Short task:
Leaving the pictures aside, transcribe every line below exactly.
------ Records supplied ------
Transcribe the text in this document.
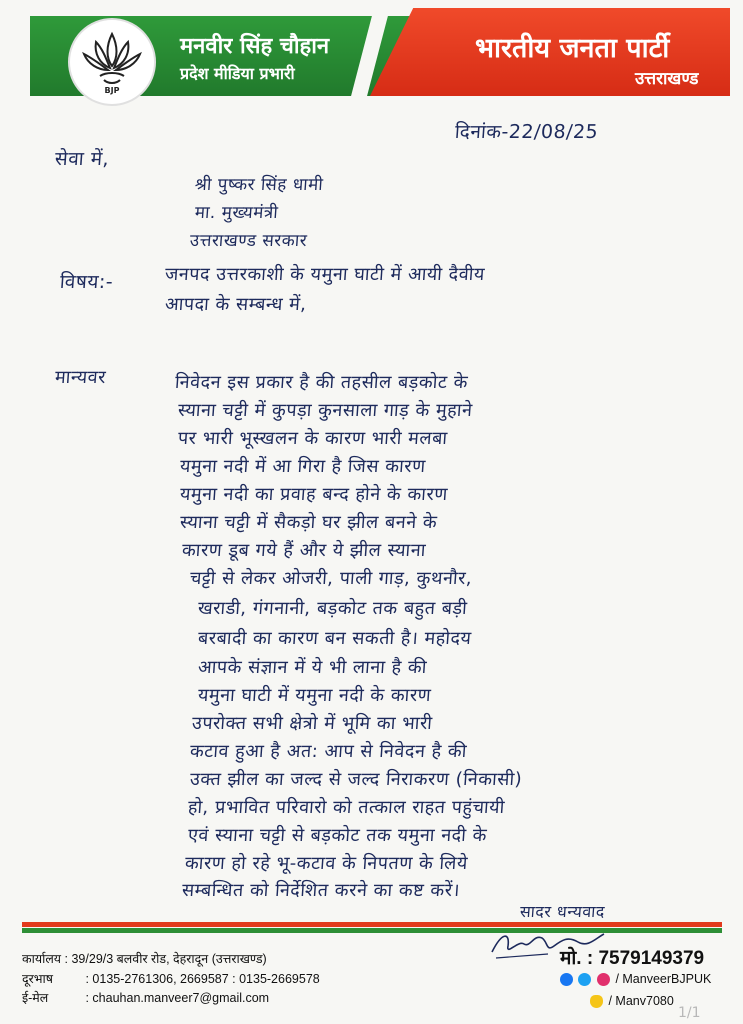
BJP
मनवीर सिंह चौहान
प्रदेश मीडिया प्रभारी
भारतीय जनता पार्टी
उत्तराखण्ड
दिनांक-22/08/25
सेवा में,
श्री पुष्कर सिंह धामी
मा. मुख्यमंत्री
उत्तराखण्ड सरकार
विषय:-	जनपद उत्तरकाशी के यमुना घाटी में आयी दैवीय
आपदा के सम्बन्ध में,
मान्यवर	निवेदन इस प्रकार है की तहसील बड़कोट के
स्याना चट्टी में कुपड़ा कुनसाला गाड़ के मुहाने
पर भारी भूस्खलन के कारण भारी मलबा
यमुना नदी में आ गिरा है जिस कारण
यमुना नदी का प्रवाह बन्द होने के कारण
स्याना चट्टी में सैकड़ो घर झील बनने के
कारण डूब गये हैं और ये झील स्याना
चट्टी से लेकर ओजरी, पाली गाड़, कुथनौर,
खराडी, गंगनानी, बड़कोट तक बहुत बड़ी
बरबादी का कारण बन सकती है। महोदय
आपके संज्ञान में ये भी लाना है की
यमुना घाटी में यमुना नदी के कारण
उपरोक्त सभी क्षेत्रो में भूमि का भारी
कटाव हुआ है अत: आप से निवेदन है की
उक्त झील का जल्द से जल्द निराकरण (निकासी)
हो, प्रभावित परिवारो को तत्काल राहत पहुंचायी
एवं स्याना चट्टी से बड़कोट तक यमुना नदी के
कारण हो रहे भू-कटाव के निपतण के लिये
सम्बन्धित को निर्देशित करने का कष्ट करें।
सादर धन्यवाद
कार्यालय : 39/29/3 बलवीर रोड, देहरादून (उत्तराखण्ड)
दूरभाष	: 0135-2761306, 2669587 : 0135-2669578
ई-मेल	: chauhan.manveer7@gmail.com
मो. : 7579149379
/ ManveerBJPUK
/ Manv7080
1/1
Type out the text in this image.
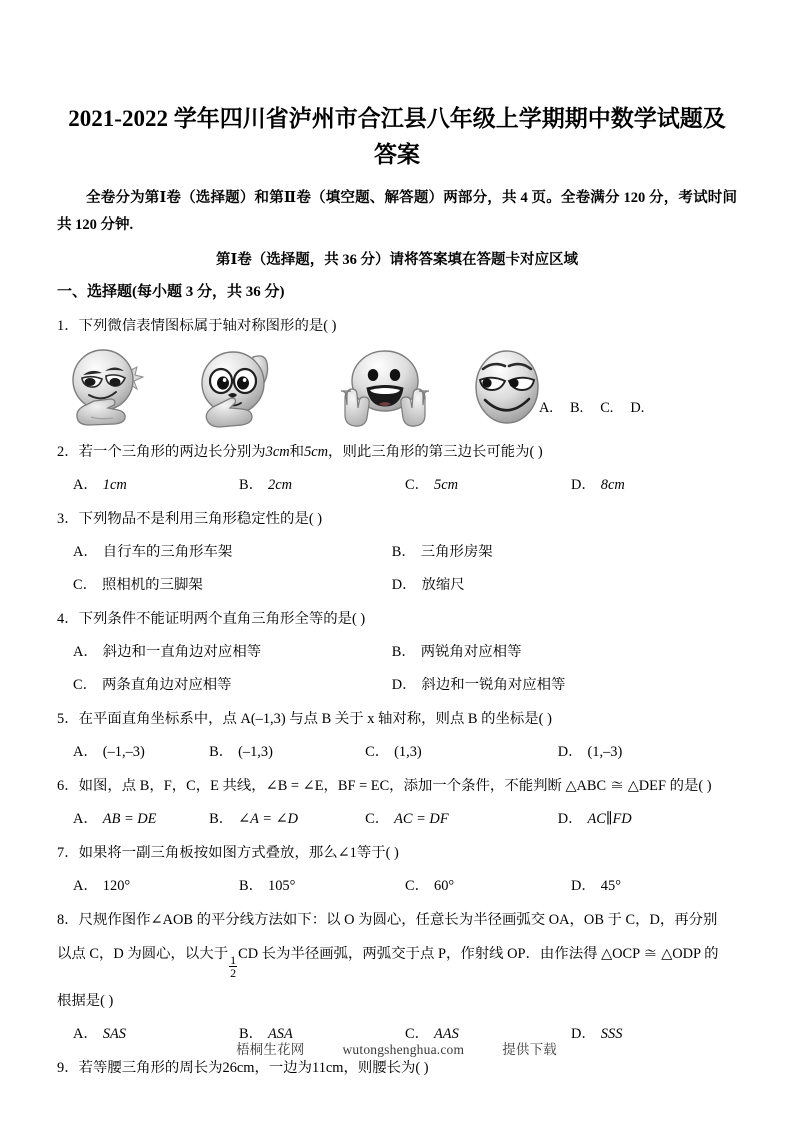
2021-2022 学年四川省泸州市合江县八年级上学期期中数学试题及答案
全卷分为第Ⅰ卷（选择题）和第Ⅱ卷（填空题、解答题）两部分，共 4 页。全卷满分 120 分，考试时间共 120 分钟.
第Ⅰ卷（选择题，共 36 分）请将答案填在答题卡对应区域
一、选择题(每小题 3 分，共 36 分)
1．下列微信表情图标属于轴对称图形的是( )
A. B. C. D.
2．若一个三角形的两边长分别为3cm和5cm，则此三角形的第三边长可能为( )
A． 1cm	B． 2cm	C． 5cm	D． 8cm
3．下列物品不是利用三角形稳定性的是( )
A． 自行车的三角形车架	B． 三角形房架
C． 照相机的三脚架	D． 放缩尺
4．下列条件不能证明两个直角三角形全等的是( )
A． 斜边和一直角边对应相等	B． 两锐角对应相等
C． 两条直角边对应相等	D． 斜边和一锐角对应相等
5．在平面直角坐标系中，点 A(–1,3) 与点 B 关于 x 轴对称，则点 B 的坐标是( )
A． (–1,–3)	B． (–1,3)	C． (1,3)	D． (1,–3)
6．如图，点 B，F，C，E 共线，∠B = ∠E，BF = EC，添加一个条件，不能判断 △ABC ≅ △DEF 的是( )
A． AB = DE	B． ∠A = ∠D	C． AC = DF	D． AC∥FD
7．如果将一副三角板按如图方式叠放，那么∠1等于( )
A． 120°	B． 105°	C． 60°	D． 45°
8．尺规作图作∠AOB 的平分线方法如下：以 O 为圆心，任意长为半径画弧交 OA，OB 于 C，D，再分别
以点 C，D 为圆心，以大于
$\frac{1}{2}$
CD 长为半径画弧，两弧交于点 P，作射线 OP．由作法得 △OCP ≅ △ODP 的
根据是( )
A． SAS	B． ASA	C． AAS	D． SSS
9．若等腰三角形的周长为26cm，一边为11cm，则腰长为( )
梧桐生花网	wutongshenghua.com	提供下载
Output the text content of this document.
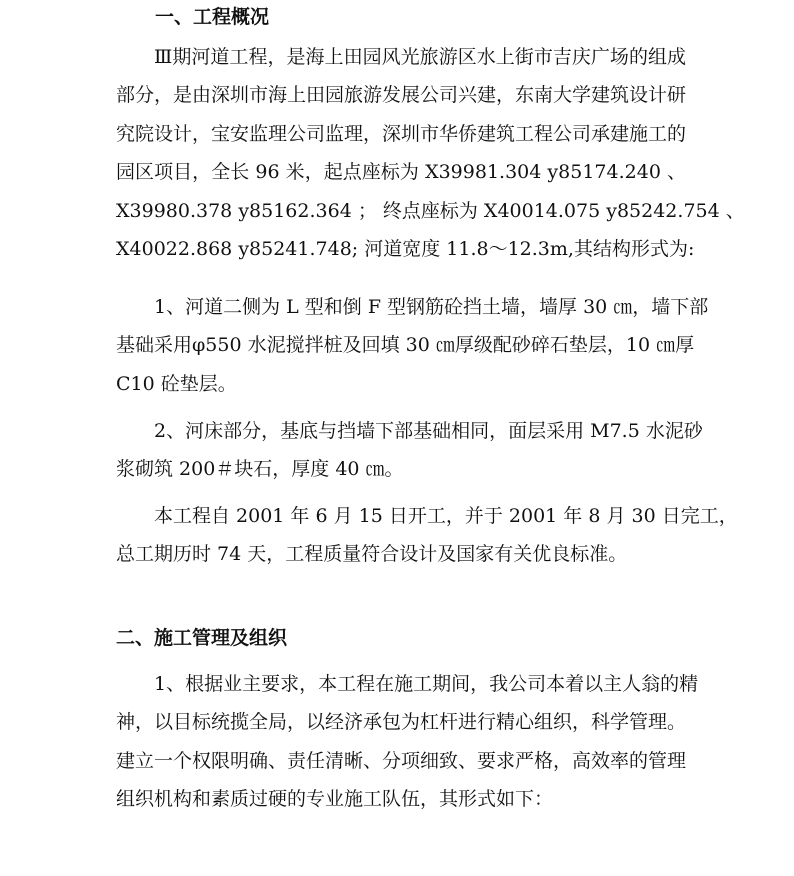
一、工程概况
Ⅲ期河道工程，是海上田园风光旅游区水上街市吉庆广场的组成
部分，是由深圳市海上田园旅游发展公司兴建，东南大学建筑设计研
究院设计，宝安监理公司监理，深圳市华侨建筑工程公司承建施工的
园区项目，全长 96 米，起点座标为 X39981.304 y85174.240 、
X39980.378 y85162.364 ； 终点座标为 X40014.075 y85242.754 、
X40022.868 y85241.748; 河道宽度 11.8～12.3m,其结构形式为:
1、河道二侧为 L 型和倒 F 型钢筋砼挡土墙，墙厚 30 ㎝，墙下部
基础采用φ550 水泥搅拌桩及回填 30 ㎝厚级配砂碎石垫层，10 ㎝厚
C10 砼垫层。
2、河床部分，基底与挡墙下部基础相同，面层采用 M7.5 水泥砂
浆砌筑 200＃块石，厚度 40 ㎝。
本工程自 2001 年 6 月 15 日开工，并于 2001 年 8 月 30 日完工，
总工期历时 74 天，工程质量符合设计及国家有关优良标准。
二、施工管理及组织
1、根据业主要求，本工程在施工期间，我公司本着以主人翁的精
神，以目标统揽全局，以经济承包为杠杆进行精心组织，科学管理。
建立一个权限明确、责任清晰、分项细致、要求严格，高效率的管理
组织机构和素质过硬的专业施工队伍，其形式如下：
------
Answer to this task:
Transcribe the text in this document.
BJP
मनवीर सिंह चौहान
प्रदेश मीडिया प्रभारी
भारतीय जनता पार्टी
उत्तराखण्ड
दिनांक-22/08/25
सेवा में,
श्री पुष्कर सिंह धामी
मा. मुख्यमंत्री
उत्तराखण्ड सरकार
विषय:-	जनपद उत्तरकाशी के यमुना घाटी में आयी दैवीय
आपदा के सम्बन्ध में,
मान्यवर	निवेदन इस प्रकार है की तहसील बड़कोट के
स्याना चट्टी में कुपड़ा कुनसाला गाड़ के मुहाने
पर भारी भूस्खलन के कारण भारी मलबा
यमुना नदी में आ गिरा है जिस कारण
यमुना नदी का प्रवाह बन्द होने के कारण
स्याना चट्टी में सैकड़ो घर झील बनने के
कारण डूब गये हैं और ये झील स्याना
चट्टी से लेकर ओजरी, पाली गाड़, कुथनौर,
खराडी, गंगनानी, बड़कोट तक बहुत बड़ी
बरबादी का कारण बन सकती है। महोदय
आपके संज्ञान में ये भी लाना है की
यमुना घाटी में यमुना नदी के कारण
उपरोक्त सभी क्षेत्रो में भूमि का भारी
कटाव हुआ है अत: आप से निवेदन है की
उक्त झील का जल्द से जल्द निराकरण (निकासी)
हो, प्रभावित परिवारो को तत्काल राहत पहुंचायी
एवं स्याना चट्टी से बड़कोट तक यमुना नदी के
कारण हो रहे भू-कटाव के निपतण के लिये
सम्बन्धित को निर्देशित करने का कष्ट करें।
सादर धन्यवाद
कार्यालय : 39/29/3 बलवीर रोड, देहरादून (उत्तराखण्ड)
दूरभाष	: 0135-2761306, 2669587 : 0135-2669578
ई-मेल	: chauhan.manveer7@gmail.com
मो. : 7579149379
/ ManveerBJPUK
/ Manv7080
1/1
Type out the text in this image.
2021-2022 学年四川省泸州市合江县八年级上学期期中数学试题及答案
全卷分为第Ⅰ卷（选择题）和第Ⅱ卷（填空题、解答题）两部分，共 4 页。全卷满分 120 分，考试时间共 120 分钟.
第Ⅰ卷（选择题，共 36 分）请将答案填在答题卡对应区域
一、选择题(每小题 3 分，共 36 分)
1．下列微信表情图标属于轴对称图形的是( )
A. B. C. D.
2．若一个三角形的两边长分别为3cm和5cm，则此三角形的第三边长可能为( )
A． 1cm	B． 2cm	C． 5cm	D． 8cm
3．下列物品不是利用三角形稳定性的是( )
A． 自行车的三角形车架	B． 三角形房架
C． 照相机的三脚架	D． 放缩尺
4．下列条件不能证明两个直角三角形全等的是( )
A． 斜边和一直角边对应相等	B． 两锐角对应相等
C． 两条直角边对应相等	D． 斜边和一锐角对应相等
5．在平面直角坐标系中，点 A(–1,3) 与点 B 关于 x 轴对称，则点 B 的坐标是( )
A． (–1,–3)	B． (–1,3)	C． (1,3)	D． (1,–3)
6．如图，点 B，F，C，E 共线，∠B = ∠E，BF = EC，添加一个条件，不能判断 △ABC ≅ △DEF 的是( )
A． AB = DE	B． ∠A = ∠D	C． AC = DF	D． AC∥FD
7．如果将一副三角板按如图方式叠放，那么∠1等于( )
A． 120°	B． 105°	C． 60°	D． 45°
8．尺规作图作∠AOB 的平分线方法如下：以 O 为圆心，任意长为半径画弧交 OA，OB 于 C，D，再分别
以点 C，D 为圆心，以大于
$\frac{1}{2}$
CD 长为半径画弧，两弧交于点 P，作射线 OP．由作法得 △OCP ≅ △ODP 的
根据是( )
A． SAS	B． ASA	C． AAS	D． SSS
9．若等腰三角形的周长为26cm，一边为11cm，则腰长为( )
梧桐生花网	wutongshenghua.com	提供下载
Output the text content of this document.
一、工程概况
Ⅲ期河道工程，是海上田园风光旅游区水上街市吉庆广场的组成
部分，是由深圳市海上田园旅游发展公司兴建，东南大学建筑设计研
究院设计，宝安监理公司监理，深圳市华侨建筑工程公司承建施工的
园区项目，全长 96 米，起点座标为 X39981.304 y85174.240 、
X39980.378 y85162.364 ； 终点座标为 X40014.075 y85242.754 、
X40022.868 y85241.748; 河道宽度 11.8～12.3m,其结构形式为:
1、河道二侧为 L 型和倒 F 型钢筋砼挡土墙，墙厚 30 ㎝，墙下部
基础采用φ550 水泥搅拌桩及回填 30 ㎝厚级配砂碎石垫层，10 ㎝厚
C10 砼垫层。
2、河床部分，基底与挡墙下部基础相同，面层采用 M7.5 水泥砂
浆砌筑 200＃块石，厚度 40 ㎝。
本工程自 2001 年 6 月 15 日开工，并于 2001 年 8 月 30 日完工，
总工期历时 74 天，工程质量符合设计及国家有关优良标准。
二、施工管理及组织
1、根据业主要求，本工程在施工期间，我公司本着以主人翁的精
神，以目标统揽全局，以经济承包为杠杆进行精心组织，科学管理。
建立一个权限明确、责任清晰、分项细致、要求严格，高效率的管理
组织机构和素质过硬的专业施工队伍，其形式如下：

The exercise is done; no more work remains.